• [Given request]
Copy out each line featuring the string "sheet" from the entries beneath.

* Start *

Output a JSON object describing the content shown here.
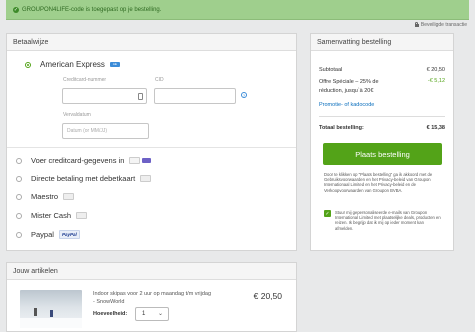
{
  "banner": {
    "text": "GROUPON4LIFE-code is toegepast op je bestelling."
  },
  "secure": {
    "text": "Beveiligde transactie"
  },
  "payment": {
    "heading": "Betaalwijze",
    "selected_method": "American Express",
    "card_number_label": "Creditcard-nummer",
    "cid_label": "CID",
    "expiry_label": "Vervaldatum",
    "expiry_placeholder": "Datum (or MM/JJ)",
    "methods": [
      {
        "label": "Voer creditcard-gegevens in"
      },
      {
        "label": "Directe betaling met debetkaart"
      },
      {
        "label": "Maestro"
      },
      {
        "label": "Mister Cash"
      },
      {
        "label": "Paypal"
      }
    ],
    "paypal_logo": "PayPal"
  },
  "summary": {
    "heading": "Samenvatting bestelling",
    "subtotal_label": "Subtotaal",
    "subtotal_value": "€ 20,50",
    "offer_label": "Offre Spéciale – 25% de réduction, jusqu`à 20€",
    "offer_value": "-€ 5,12",
    "promo_link": "Promotie- of kadocode",
    "total_label": "Totaal bestelling:",
    "total_value": "€ 15,38",
    "place_order": "Plaats bestelling",
    "terms_text": "Door te klikken op \"Plaats bestelling\" ga ik akkoord met de Gebruiksvoorwaarden en het Privacy-beleid van Groupon Internationaal Limited en het Privacy-beleid en de Verkoopvoorwaarden van Groupon BVBA.",
    "newsletter_text": "Stuur mij gepersonaliseerde e-mails van Groupon International Limited met plaatselijke deals, producten en reizen. Ik begrijp dat ik mij op ieder moment kan afmelden.",
    "newsletter_checked": true
  },
  "items": {
    "heading": "Jouw artikelen",
    "list": [
      {
        "title": "Indoor skipas voor 2 uur op maandag t/m vrijdag - SnowWorld",
        "price": "€ 20,50",
        "quantity_label": "Hoeveelheid:",
        "quantity": "1"
      }
    ]
  },
  "colors": {
    "accent": "#53a318",
    "banner_bg": "#9fcf8d",
    "link": "#0a6ebd"
  }
}
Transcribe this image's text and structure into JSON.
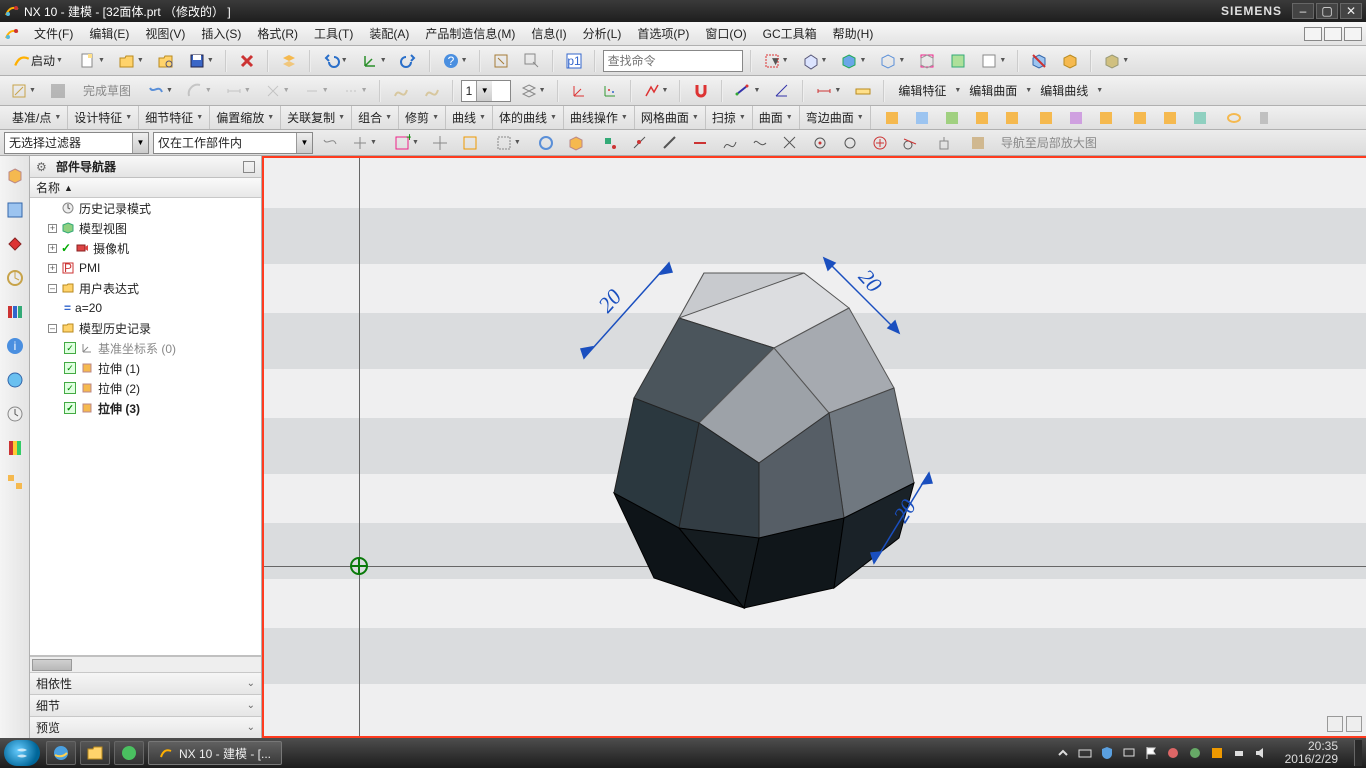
{
  "titlebar": {
    "text": "NX 10 - 建模 - [32面体.prt （修改的） ]",
    "brand": "SIEMENS"
  },
  "menu": {
    "items": [
      "文件(F)",
      "编辑(E)",
      "视图(V)",
      "插入(S)",
      "格式(R)",
      "工具(T)",
      "装配(A)",
      "产品制造信息(M)",
      "信息(I)",
      "分析(L)",
      "首选项(P)",
      "窗口(O)",
      "GC工具箱",
      "帮助(H)"
    ]
  },
  "toolbar1": {
    "start": "启动",
    "search_placeholder": "查找命令",
    "combo_val": "1"
  },
  "editlabels": {
    "a": "编辑特征",
    "b": "编辑曲面",
    "c": "编辑曲线"
  },
  "toolbar2": {
    "donesketch": "完成草图"
  },
  "textrow": {
    "groups": [
      "基准/点",
      "设计特征",
      "细节特征",
      "偏置缩放",
      "关联复制",
      "组合",
      "修剪",
      "曲线",
      "体的曲线",
      "曲线操作",
      "网格曲面",
      "扫掠",
      "曲面",
      "弯边曲面"
    ]
  },
  "filter": {
    "sel1": "无选择过滤器",
    "sel2": "仅在工作部件内",
    "hint": "导航至局部放大图"
  },
  "nav": {
    "title": "部件导航器",
    "col": "名称",
    "rows": {
      "history_mode": "历史记录模式",
      "model_view": "模型视图",
      "camera": "摄像机",
      "pmi": "PMI",
      "user_expr": "用户表达式",
      "a20": "a=20",
      "model_hist": "模型历史记录",
      "datum": "基准坐标系 (0)",
      "ext1": "拉伸 (1)",
      "ext2": "拉伸 (2)",
      "ext3": "拉伸 (3)"
    },
    "panels": {
      "depend": "相依性",
      "detail": "细节",
      "preview": "预览"
    }
  },
  "dims": {
    "d1": "20",
    "d2": "20",
    "d3": "20"
  },
  "taskbar": {
    "task": "NX 10 - 建模 - [...",
    "time": "20:35",
    "date": "2016/2/29"
  }
}
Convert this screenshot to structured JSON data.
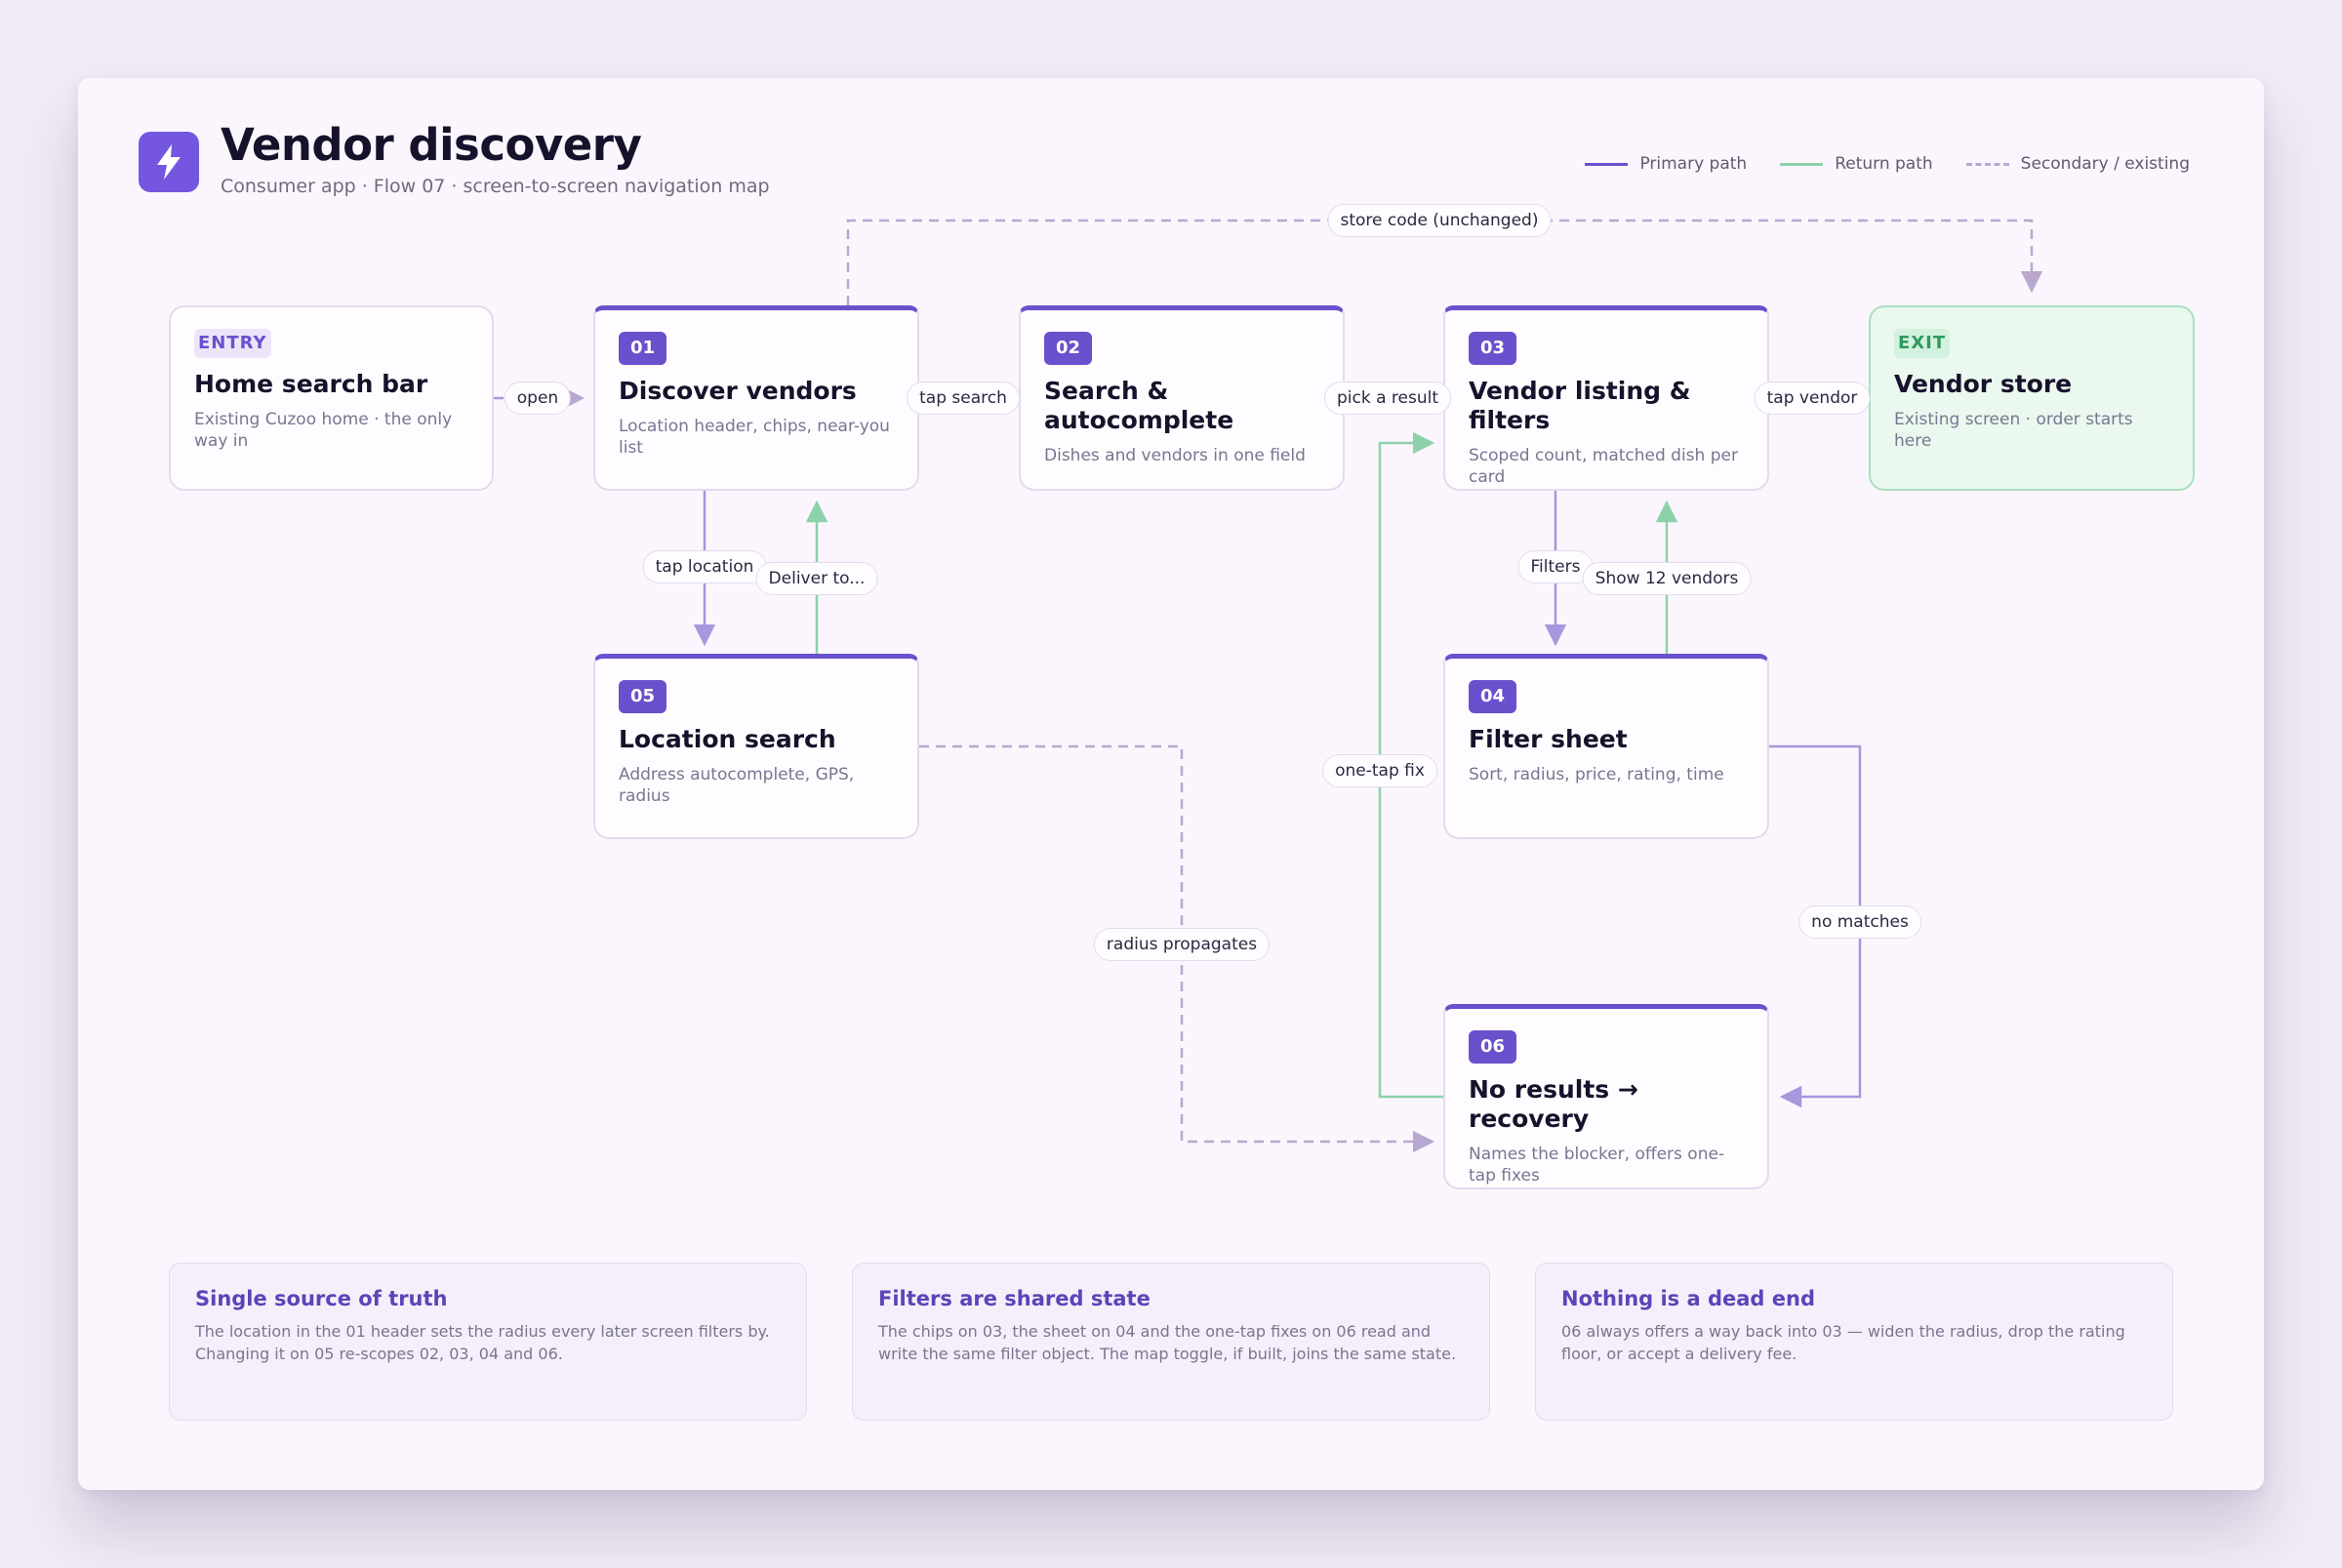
{
  "header": {
    "title": "Vendor discovery",
    "subtitle": "Consumer app · Flow 07 · screen-to-screen navigation map",
    "logo_icon": "lightning-bolt-icon"
  },
  "legend": {
    "primary": "Primary path",
    "return": "Return path",
    "secondary": "Secondary / existing"
  },
  "colors": {
    "primary": "#6a50cc",
    "return": "#8dd1aa",
    "secondary": "#b8a8cf",
    "accent": "#7556e0"
  },
  "nodes": {
    "entry": {
      "tag": "ENTRY",
      "title": "Home search bar",
      "desc": "Existing Cuzoo home · the only way in"
    },
    "n01": {
      "num": "01",
      "title": "Discover vendors",
      "desc": "Location header, chips, near-you list"
    },
    "n02": {
      "num": "02",
      "title": "Search & autocomplete",
      "desc": "Dishes and vendors in one field"
    },
    "n03": {
      "num": "03",
      "title": "Vendor listing & filters",
      "desc": "Scoped count, matched dish per card"
    },
    "exit": {
      "tag": "EXIT",
      "title": "Vendor store",
      "desc": "Existing screen · order starts here"
    },
    "n05": {
      "num": "05",
      "title": "Location search",
      "desc": "Address autocomplete, GPS, radius"
    },
    "n04": {
      "num": "04",
      "title": "Filter sheet",
      "desc": "Sort, radius, price, rating, time"
    },
    "n06": {
      "num": "06",
      "title": "No results → recovery",
      "desc": "Names the blocker, offers one-tap fixes"
    }
  },
  "edge_labels": {
    "open": "open",
    "tap_search": "tap search",
    "pick_result": "pick a result",
    "tap_vendor": "tap vendor",
    "store_code": "store code (unchanged)",
    "tap_location": "tap location",
    "deliver_to": "Deliver to...",
    "filters": "Filters",
    "show_vendors": "Show 12 vendors",
    "one_tap_fix": "one-tap fix",
    "radius_propagates": "radius propagates",
    "no_matches": "no matches"
  },
  "notes": [
    {
      "title": "Single source of truth",
      "text": "The location in the 01 header sets the radius every later screen filters by. Changing it on 05 re-scopes 02, 03, 04 and 06."
    },
    {
      "title": "Filters are shared state",
      "text": "The chips on 03, the sheet on 04 and the one-tap fixes on 06 read and write the same filter object. The map toggle, if built, joins the same state."
    },
    {
      "title": "Nothing is a dead end",
      "text": "06 always offers a way back into 03 — widen the radius, drop the rating floor, or accept a delivery fee."
    }
  ]
}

* End *

• [Output for this exercise]
      "title": "Filter sheet",
      "text": "The chips on 03, the sheet on 04 and the one-tap fixes on 06 read and write the same filter object. The map toggle, if built, joins the same state."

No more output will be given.